--- RECORDS PROVIDED ---

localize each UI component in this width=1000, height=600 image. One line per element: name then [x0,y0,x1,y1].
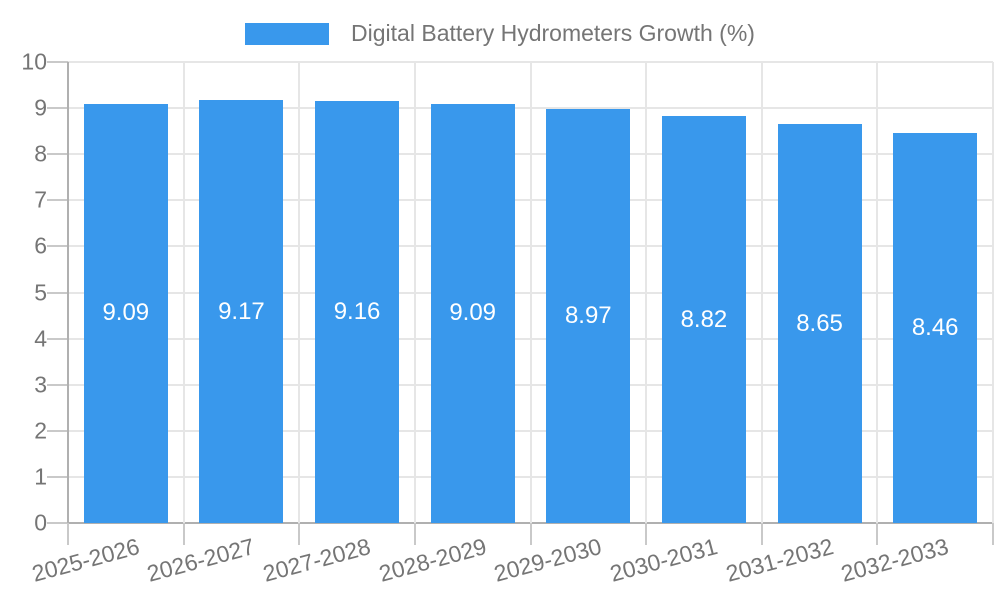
chart-legend[interactable]: Digital Battery Hydrometers Growth (%) [0,20,1000,47]
x-tick-mark [529,523,532,545]
y-tick-mark [47,291,68,294]
v-gridline [529,62,532,523]
x-tick-mark [645,523,648,545]
y-tick-mark [47,245,68,248]
y-tick-mark [47,153,68,156]
x-category-label: 2025-2026 [29,533,143,587]
y-tick-label: 6 [34,232,47,259]
x-tick-mark [67,523,69,545]
bar-value-label: 8.97 [564,302,612,330]
bar[interactable]: 9.09 [430,103,515,523]
bar-value-label: 8.82 [680,305,728,333]
y-tick-mark [47,475,68,478]
v-gridline [413,62,416,523]
y-tick-mark [47,522,68,524]
v-gridline [298,62,301,523]
x-tick-mark [413,523,416,545]
y-tick-mark [47,107,68,110]
v-gridline [876,62,879,523]
x-category-label: 2028-2029 [375,533,489,587]
y-tick-label: 5 [34,279,47,305]
y-tick-label: 1 [34,463,47,490]
y-tick-label: 2 [34,417,47,444]
bar[interactable]: 8.46 [893,133,978,523]
x-category-label: 2029-2030 [491,533,605,587]
v-gridline [992,62,994,523]
x-tick-mark [992,523,994,545]
legend-label: Digital Battery Hydrometers Growth (%) [351,20,755,46]
bar-value-label: 9.09 [102,299,150,327]
x-category-label: 2027-2028 [260,533,374,587]
x-tick-mark [760,523,763,545]
y-tick-mark [47,199,68,202]
v-gridline [645,62,648,523]
v-gridline [760,62,763,523]
bar[interactable]: 8.97 [546,109,631,523]
bar-value-label: 9.17 [218,297,265,325]
bar[interactable]: 9.17 [199,100,284,523]
y-axis-line [67,62,69,523]
bar[interactable]: 9.16 [315,100,400,523]
y-tick-label: 10 [21,48,47,75]
x-category-label: 2032-2033 [838,533,952,587]
x-category-label: 2030-2031 [607,533,721,587]
bar[interactable]: 9.09 [83,103,168,523]
bar-value-label: 9.09 [449,299,497,327]
y-tick-mark [47,337,68,340]
y-tick-label: 8 [34,140,47,167]
bar-value-label: 8.65 [796,309,843,337]
bar[interactable]: 8.65 [777,124,862,523]
y-tick-mark [47,61,68,63]
x-category-label: 2026-2027 [144,533,258,587]
y-tick-label: 7 [34,186,47,213]
x-tick-mark [298,523,301,545]
x-tick-mark [182,523,185,545]
y-tick-label: 3 [34,371,47,398]
y-tick-label: 0 [34,509,47,536]
y-tick-mark [47,429,68,432]
y-tick-label: 4 [34,325,47,352]
x-category-label: 2031-2032 [722,533,836,587]
y-tick-mark [47,383,68,386]
plot-area: 0 1 2 3 4 5 6 7 8 9 10 9.09 2025-2026 9.17 2026-2027 9.… [21,50,994,587]
legend-swatch [245,22,330,45]
bar-value-label: 8.46 [911,314,959,341]
y-tick-label: 9 [34,94,47,121]
x-tick-mark [876,523,879,545]
bar[interactable]: 8.82 [661,116,746,523]
bar-value-label: 9.16 [333,297,381,325]
v-gridline [182,62,185,523]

---

◆ **SET PROBLEM**
Copy the material above line for line, without changing anything, and leave out the picture.

◆ **EXERCISE RESULT**
localize each UI component in this width=1000, height=600 image. One line per element: name then [x0,y0,x1,y1].
chart-legend[interactable]: Digital Battery Hydrometers Growth (%) [0,20,1000,47]
x-tick-mark [529,523,532,545]
y-tick-mark [47,291,68,294]
v-gridline [529,62,532,523]
x-tick-mark [645,523,648,545]
y-tick-mark [47,245,68,248]
y-tick-mark [47,153,68,156]
x-category-label: 2025-2026 [29,533,143,587]
y-tick-label: 6 [34,232,47,259]
x-tick-mark [67,523,69,545]
bar-value-label: 8.97 [564,302,612,330]
bar[interactable]: 9.09 [430,103,515,523]
bar-value-label: 8.82 [680,305,728,333]
y-tick-mark [47,475,68,478]
v-gridline [413,62,416,523]
y-tick-mark [47,522,68,524]
v-gridline [298,62,301,523]
x-tick-mark [413,523,416,545]
y-tick-mark [47,107,68,110]
v-gridline [876,62,879,523]
x-category-label: 2028-2029 [375,533,489,587]
y-tick-label: 5 [34,279,47,305]
y-tick-label: 1 [34,463,47,490]
y-tick-label: 2 [34,417,47,444]
bar[interactable]: 8.46 [893,133,978,523]
x-category-label: 2029-2030 [491,533,605,587]
v-gridline [992,62,994,523]
x-tick-mark [992,523,994,545]
legend-label: Digital Battery Hydrometers Growth (%) [351,20,755,46]
bar-value-label: 9.09 [102,299,150,327]
x-category-label: 2027-2028 [260,533,374,587]
x-tick-mark [760,523,763,545]
y-tick-mark [47,199,68,202]
v-gridline [645,62,648,523]
v-gridline [760,62,763,523]
bar[interactable]: 8.97 [546,109,631,523]
bar-value-label: 9.17 [218,297,265,325]
bar[interactable]: 9.17 [199,100,284,523]
y-axis-line [67,62,69,523]
bar[interactable]: 9.16 [315,100,400,523]
y-tick-label: 10 [21,48,47,75]
x-category-label: 2032-2033 [838,533,952,587]
x-category-label: 2030-2031 [607,533,721,587]
bar[interactable]: 9.09 [83,103,168,523]
bar-value-label: 9.09 [449,299,497,327]
y-tick-mark [47,337,68,340]
y-tick-label: 8 [34,140,47,167]
bar-value-label: 8.65 [796,309,843,337]
bar[interactable]: 8.65 [777,124,862,523]
y-tick-mark [47,61,68,63]
x-category-label: 2026-2027 [144,533,258,587]
y-tick-label: 7 [34,186,47,213]
x-tick-mark [298,523,301,545]
x-tick-mark [182,523,185,545]
y-tick-label: 3 [34,371,47,398]
y-tick-label: 0 [34,509,47,536]
y-tick-mark [47,429,68,432]
y-tick-label: 4 [34,325,47,352]
x-category-label: 2031-2032 [722,533,836,587]
y-tick-mark [47,383,68,386]
plot-area: 0 1 2 3 4 5 6 7 8 9 10 9.09 2025-2026 9.17 2026-2027 9.… [21,50,994,587]
legend-swatch [245,22,330,45]
bar-value-label: 8.46 [911,314,959,341]
y-tick-label: 9 [34,94,47,121]
x-tick-mark [876,523,879,545]
bar[interactable]: 8.82 [661,116,746,523]
bar-value-label: 9.16 [333,297,381,325]
v-gridline [182,62,185,523]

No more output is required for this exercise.